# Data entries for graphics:

▼▼▼

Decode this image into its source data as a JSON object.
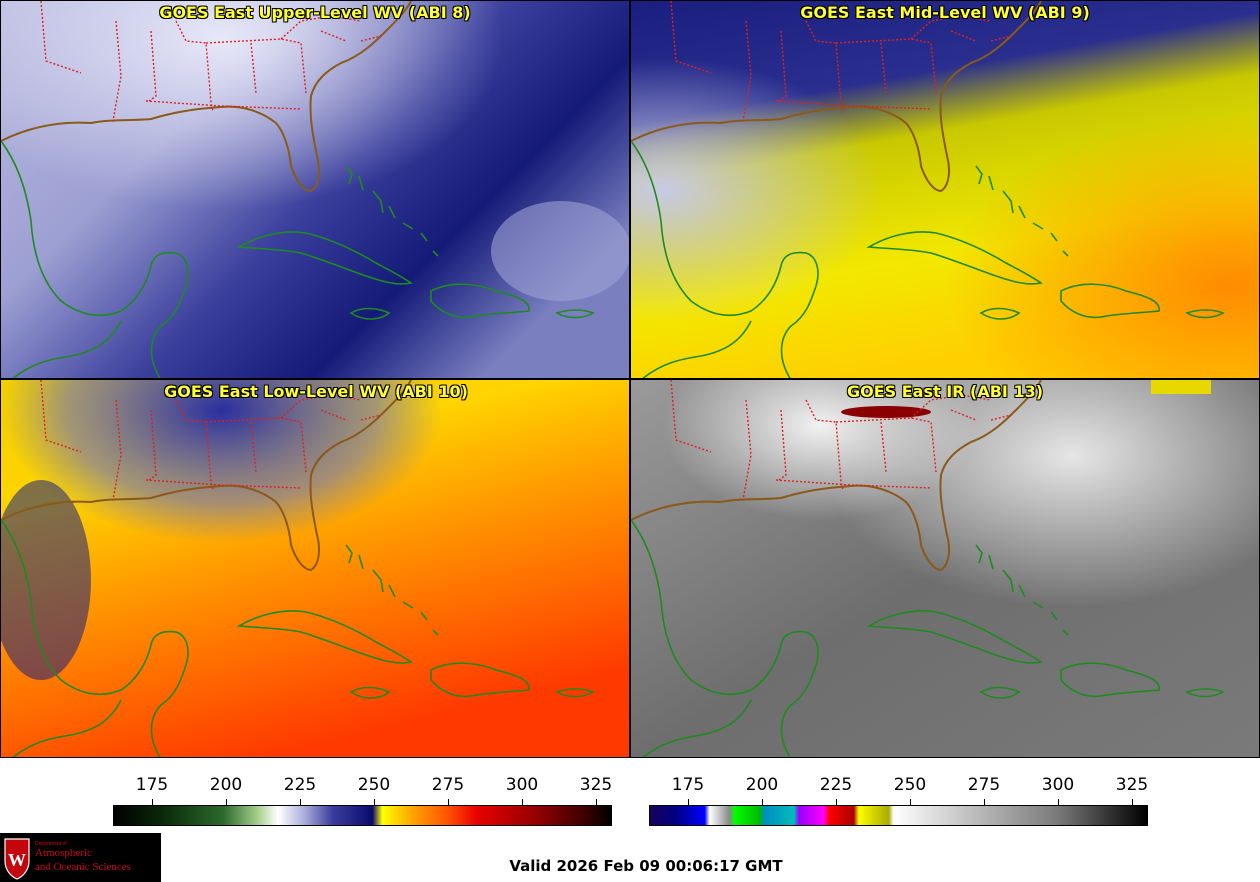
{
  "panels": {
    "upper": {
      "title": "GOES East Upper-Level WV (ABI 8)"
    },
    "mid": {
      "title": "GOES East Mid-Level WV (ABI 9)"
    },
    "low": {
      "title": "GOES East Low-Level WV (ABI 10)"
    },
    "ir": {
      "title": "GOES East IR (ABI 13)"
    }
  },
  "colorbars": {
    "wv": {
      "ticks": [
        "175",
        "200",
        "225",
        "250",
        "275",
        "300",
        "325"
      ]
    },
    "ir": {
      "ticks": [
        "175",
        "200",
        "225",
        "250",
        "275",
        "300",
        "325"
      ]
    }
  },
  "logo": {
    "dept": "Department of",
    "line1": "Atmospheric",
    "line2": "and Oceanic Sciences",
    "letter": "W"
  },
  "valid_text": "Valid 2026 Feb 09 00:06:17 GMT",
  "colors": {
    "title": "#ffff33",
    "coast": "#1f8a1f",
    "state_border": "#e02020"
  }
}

▲▲▲

The pictures should not appear in the copy; every other part of the records above must be returned exactly.

# THE RESPONSE:
Decode this image into its source data as a JSON object.
{
  "panels": {
    "upper": {
      "title": "GOES East Upper-Level WV (ABI 8)"
    },
    "mid": {
      "title": "GOES East Mid-Level WV (ABI 9)"
    },
    "low": {
      "title": "GOES East Low-Level WV (ABI 10)"
    },
    "ir": {
      "title": "GOES East IR (ABI 13)"
    }
  },
  "colorbars": {
    "wv": {
      "ticks": [
        "175",
        "200",
        "225",
        "250",
        "275",
        "300",
        "325"
      ]
    },
    "ir": {
      "ticks": [
        "175",
        "200",
        "225",
        "250",
        "275",
        "300",
        "325"
      ]
    }
  },
  "logo": {
    "dept": "Department of",
    "line1": "Atmospheric",
    "line2": "and Oceanic Sciences",
    "letter": "W"
  },
  "valid_text": "Valid 2026 Feb 09 00:06:17 GMT",
  "colors": {
    "title": "#ffff33",
    "coast": "#1f8a1f",
    "state_border": "#e02020"
  }
}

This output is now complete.